§ Given request
Write out every line of the material exactly as it appears.

§ Given records
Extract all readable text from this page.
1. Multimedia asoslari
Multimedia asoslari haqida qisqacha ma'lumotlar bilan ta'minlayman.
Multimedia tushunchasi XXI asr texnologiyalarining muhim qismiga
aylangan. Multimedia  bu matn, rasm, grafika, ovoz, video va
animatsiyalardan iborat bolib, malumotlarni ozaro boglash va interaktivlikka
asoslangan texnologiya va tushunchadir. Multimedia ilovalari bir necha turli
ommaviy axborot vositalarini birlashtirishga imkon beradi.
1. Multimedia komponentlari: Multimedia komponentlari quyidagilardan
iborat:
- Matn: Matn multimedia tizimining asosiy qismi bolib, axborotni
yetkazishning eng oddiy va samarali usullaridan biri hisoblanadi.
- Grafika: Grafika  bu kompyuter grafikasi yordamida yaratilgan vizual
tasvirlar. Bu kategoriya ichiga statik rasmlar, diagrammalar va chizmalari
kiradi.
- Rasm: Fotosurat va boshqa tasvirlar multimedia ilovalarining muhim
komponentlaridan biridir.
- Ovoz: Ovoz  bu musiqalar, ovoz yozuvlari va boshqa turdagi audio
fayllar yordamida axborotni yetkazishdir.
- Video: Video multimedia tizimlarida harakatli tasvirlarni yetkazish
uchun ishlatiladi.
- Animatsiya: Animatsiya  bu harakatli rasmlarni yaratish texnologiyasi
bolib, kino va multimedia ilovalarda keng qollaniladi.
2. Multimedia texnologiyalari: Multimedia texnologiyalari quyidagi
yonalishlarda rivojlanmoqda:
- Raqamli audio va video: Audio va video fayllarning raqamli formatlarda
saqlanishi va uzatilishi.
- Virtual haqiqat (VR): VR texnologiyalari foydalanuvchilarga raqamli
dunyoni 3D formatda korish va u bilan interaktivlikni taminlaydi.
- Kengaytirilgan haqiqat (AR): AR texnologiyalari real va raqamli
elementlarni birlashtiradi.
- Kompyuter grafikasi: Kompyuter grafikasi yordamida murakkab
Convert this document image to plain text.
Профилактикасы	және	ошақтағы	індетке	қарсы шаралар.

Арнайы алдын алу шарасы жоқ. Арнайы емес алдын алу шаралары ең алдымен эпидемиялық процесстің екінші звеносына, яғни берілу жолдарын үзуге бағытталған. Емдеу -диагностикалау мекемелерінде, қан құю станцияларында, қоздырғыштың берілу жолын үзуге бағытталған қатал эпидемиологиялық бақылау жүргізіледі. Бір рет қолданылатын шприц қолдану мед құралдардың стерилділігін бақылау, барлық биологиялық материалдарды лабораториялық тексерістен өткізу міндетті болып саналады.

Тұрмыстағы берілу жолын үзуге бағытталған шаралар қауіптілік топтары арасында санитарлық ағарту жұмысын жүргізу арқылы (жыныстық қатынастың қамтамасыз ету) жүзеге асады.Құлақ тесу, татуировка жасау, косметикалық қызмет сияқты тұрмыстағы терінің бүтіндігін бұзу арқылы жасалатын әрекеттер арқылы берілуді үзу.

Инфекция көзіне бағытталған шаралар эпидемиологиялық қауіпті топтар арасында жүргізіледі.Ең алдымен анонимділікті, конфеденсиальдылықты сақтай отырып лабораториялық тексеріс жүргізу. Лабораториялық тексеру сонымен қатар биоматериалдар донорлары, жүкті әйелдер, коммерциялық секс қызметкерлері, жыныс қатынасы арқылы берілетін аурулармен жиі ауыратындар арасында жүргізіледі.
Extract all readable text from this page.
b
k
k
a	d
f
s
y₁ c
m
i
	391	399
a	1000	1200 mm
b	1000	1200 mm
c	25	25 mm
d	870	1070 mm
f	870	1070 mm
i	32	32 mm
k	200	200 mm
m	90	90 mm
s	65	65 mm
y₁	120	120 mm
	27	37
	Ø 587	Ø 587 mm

§ Exercise response
Extract all readable text from this page.
1. Multimedia asoslari
Multimedia asoslari haqida qisqacha ma'lumotlar bilan ta'minlayman.
Multimedia tushunchasi XXI asr texnologiyalarining muhim qismiga
aylangan. Multimedia  bu matn, rasm, grafika, ovoz, video va
animatsiyalardan iborat bolib, malumotlarni ozaro boglash va interaktivlikka
asoslangan texnologiya va tushunchadir. Multimedia ilovalari bir necha turli
ommaviy axborot vositalarini birlashtirishga imkon beradi.
1. Multimedia komponentlari: Multimedia komponentlari quyidagilardan
iborat:
- Matn: Matn multimedia tizimining asosiy qismi bolib, axborotni
yetkazishning eng oddiy va samarali usullaridan biri hisoblanadi.
- Grafika: Grafika  bu kompyuter grafikasi yordamida yaratilgan vizual
tasvirlar. Bu kategoriya ichiga statik rasmlar, diagrammalar va chizmalari
kiradi.
- Rasm: Fotosurat va boshqa tasvirlar multimedia ilovalarining muhim
komponentlaridan biridir.
- Ovoz: Ovoz  bu musiqalar, ovoz yozuvlari va boshqa turdagi audio
fayllar yordamida axborotni yetkazishdir.
- Video: Video multimedia tizimlarida harakatli tasvirlarni yetkazish
uchun ishlatiladi.
- Animatsiya: Animatsiya  bu harakatli rasmlarni yaratish texnologiyasi
bolib, kino va multimedia ilovalarda keng qollaniladi.
2. Multimedia texnologiyalari: Multimedia texnologiyalari quyidagi
yonalishlarda rivojlanmoqda:
- Raqamli audio va video: Audio va video fayllarning raqamli formatlarda
saqlanishi va uzatilishi.
- Virtual haqiqat (VR): VR texnologiyalari foydalanuvchilarga raqamli
dunyoni 3D formatda korish va u bilan interaktivlikni taminlaydi.
- Kengaytirilgan haqiqat (AR): AR texnologiyalari real va raqamli
elementlarni birlashtiradi.
- Kompyuter grafikasi: Kompyuter grafikasi yordamida murakkab
Convert this document image to plain text.
Профилактикасы	және	ошақтағы	індетке	қарсы шаралар.

Арнайы алдын алу шарасы жоқ. Арнайы емес алдын алу шаралары ең алдымен эпидемиялық процесстің екінші звеносына, яғни берілу жолдарын үзуге бағытталған. Емдеу -диагностикалау мекемелерінде, қан құю станцияларында, қоздырғыштың берілу жолын үзуге бағытталған қатал эпидемиологиялық бақылау жүргізіледі. Бір рет қолданылатын шприц қолдану мед құралдардың стерилділігін бақылау, барлық биологиялық материалдарды лабораториялық тексерістен өткізу міндетті болып саналады.

Тұрмыстағы берілу жолын үзуге бағытталған шаралар қауіптілік топтары арасында санитарлық ағарту жұмысын жүргізу арқылы (жыныстық қатынастың қамтамасыз ету) жүзеге асады.Құлақ тесу, татуировка жасау, косметикалық қызмет сияқты тұрмыстағы терінің бүтіндігін бұзу арқылы жасалатын әрекеттер арқылы берілуді үзу.

Инфекция көзіне бағытталған шаралар эпидемиологиялық қауіпті топтар арасында жүргізіледі.Ең алдымен анонимділікті, конфеденсиальдылықты сақтай отырып лабораториялық тексеріс жүргізу. Лабораториялық тексеру сонымен қатар биоматериалдар донорлары, жүкті әйелдер, коммерциялық секс қызметкерлері, жыныс қатынасы арқылы берілетін аурулармен жиі ауыратындар арасында жүргізіледі.
Extract all readable text from this page.
b
k
k
a	d
f
s
y₁ c
m
i
	391	399
a	1000	1200 mm
b	1000	1200 mm
c	25	25 mm
d	870	1070 mm
f	870	1070 mm
i	32	32 mm
k	200	200 mm
m	90	90 mm
s	65	65 mm
y₁	120	120 mm
	27	37
	Ø 587	Ø 587 mm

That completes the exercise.